**INSTRUCTIONS FOR THE TASK**: Every line with the word "color" in it should be extracted from the data that follows.

**SOURCE MATERIAL**:

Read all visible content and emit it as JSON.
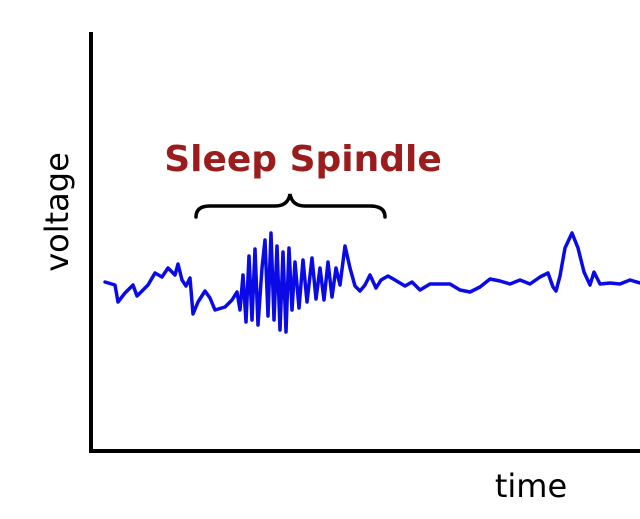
{
  "annotation": "Sleep Spindle",
  "y_axis_label": "voltage",
  "x_axis_label": "time"
}
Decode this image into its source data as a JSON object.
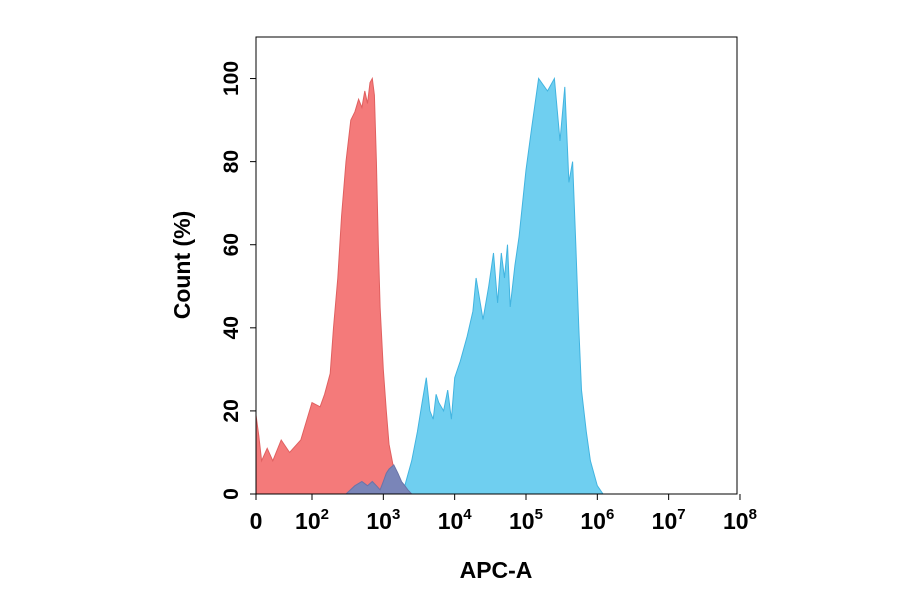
{
  "chart_data": {
    "type": "area",
    "title": "",
    "xlabel": "APC-A",
    "ylabel": "Count  (%)",
    "xscale": "biexponential",
    "xlim": [
      0,
      100000000
    ],
    "ylim": [
      0,
      110
    ],
    "grid": false,
    "legend": "none",
    "x_ticks": [
      {
        "base": "0",
        "exp": ""
      },
      {
        "base": "10",
        "exp": "2"
      },
      {
        "base": "10",
        "exp": "3"
      },
      {
        "base": "10",
        "exp": "4"
      },
      {
        "base": "10",
        "exp": "5"
      },
      {
        "base": "10",
        "exp": "6"
      },
      {
        "base": "10",
        "exp": "7"
      },
      {
        "base": "10",
        "exp": "8"
      }
    ],
    "y_ticks": [
      "0",
      "20",
      "40",
      "60",
      "80",
      "100"
    ],
    "series": [
      {
        "color": "#f47a7a",
        "stroke": "#e06060",
        "x": [
          0,
          5,
          10,
          20,
          30,
          45,
          60,
          80,
          100,
          130,
          150,
          180,
          200,
          230,
          260,
          300,
          350,
          400,
          450,
          500,
          550,
          600,
          650,
          700,
          750,
          800,
          850,
          900,
          1000,
          1100,
          1200,
          1400,
          1600,
          1800,
          2000
        ],
        "y": [
          19,
          14,
          8,
          11,
          8,
          13,
          10,
          13,
          22,
          21,
          24,
          29,
          40,
          52,
          67,
          80,
          90,
          92,
          95,
          93,
          97,
          94,
          99,
          100,
          96,
          80,
          60,
          45,
          30,
          20,
          12,
          6,
          3,
          1,
          0
        ]
      },
      {
        "color": "#6fcff0",
        "stroke": "#42b4e0",
        "x": [
          1500,
          2000,
          2500,
          3000,
          3500,
          4000,
          4500,
          5000,
          5500,
          6000,
          7000,
          8000,
          9000,
          10000,
          12000,
          15000,
          18000,
          20000,
          25000,
          30000,
          35000,
          40000,
          45000,
          50000,
          55000,
          60000,
          70000,
          80000,
          100000,
          120000,
          150000,
          200000,
          250000,
          300000,
          350000,
          400000,
          450000,
          500000,
          550000,
          600000,
          700000,
          800000,
          1000000,
          1200000
        ],
        "y": [
          0,
          2,
          8,
          15,
          22,
          28,
          20,
          18,
          24,
          22,
          20,
          25,
          18,
          28,
          32,
          38,
          44,
          52,
          42,
          50,
          58,
          46,
          58,
          52,
          60,
          45,
          55,
          62,
          78,
          88,
          100,
          97,
          100,
          85,
          98,
          75,
          80,
          60,
          40,
          25,
          15,
          8,
          2,
          0
        ]
      },
      {
        "color": "#7a85b8",
        "stroke": "#6a74a8",
        "x": [
          300,
          400,
          500,
          600,
          700,
          800,
          900,
          1000,
          1100,
          1200,
          1400,
          1600,
          1800,
          2000,
          2200,
          2500
        ],
        "y": [
          0,
          2,
          3,
          2,
          3,
          2,
          1,
          3,
          5,
          6,
          7,
          5,
          3,
          2,
          1,
          0
        ]
      }
    ]
  }
}
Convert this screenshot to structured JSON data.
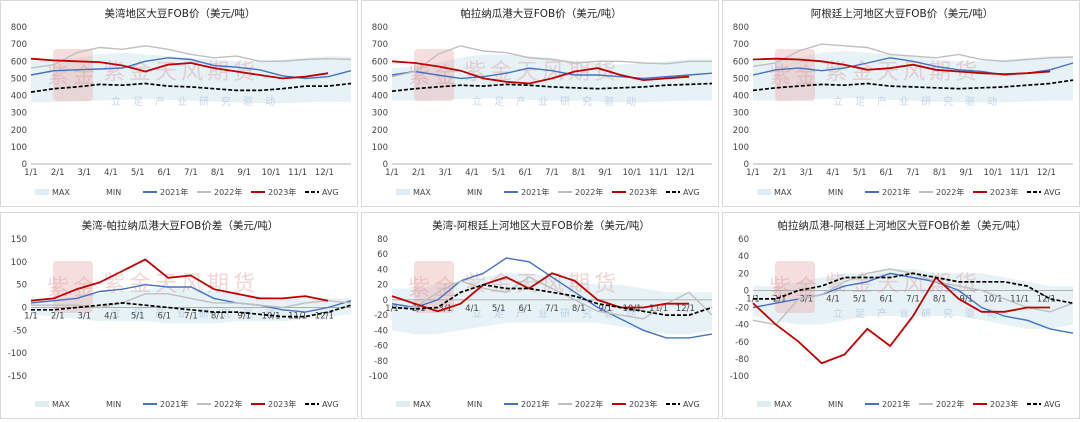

**TASK RESPONSE**:
        "color": "#f47a7a",
        "color": "#6fcff0",
        "color": "#7a85b8",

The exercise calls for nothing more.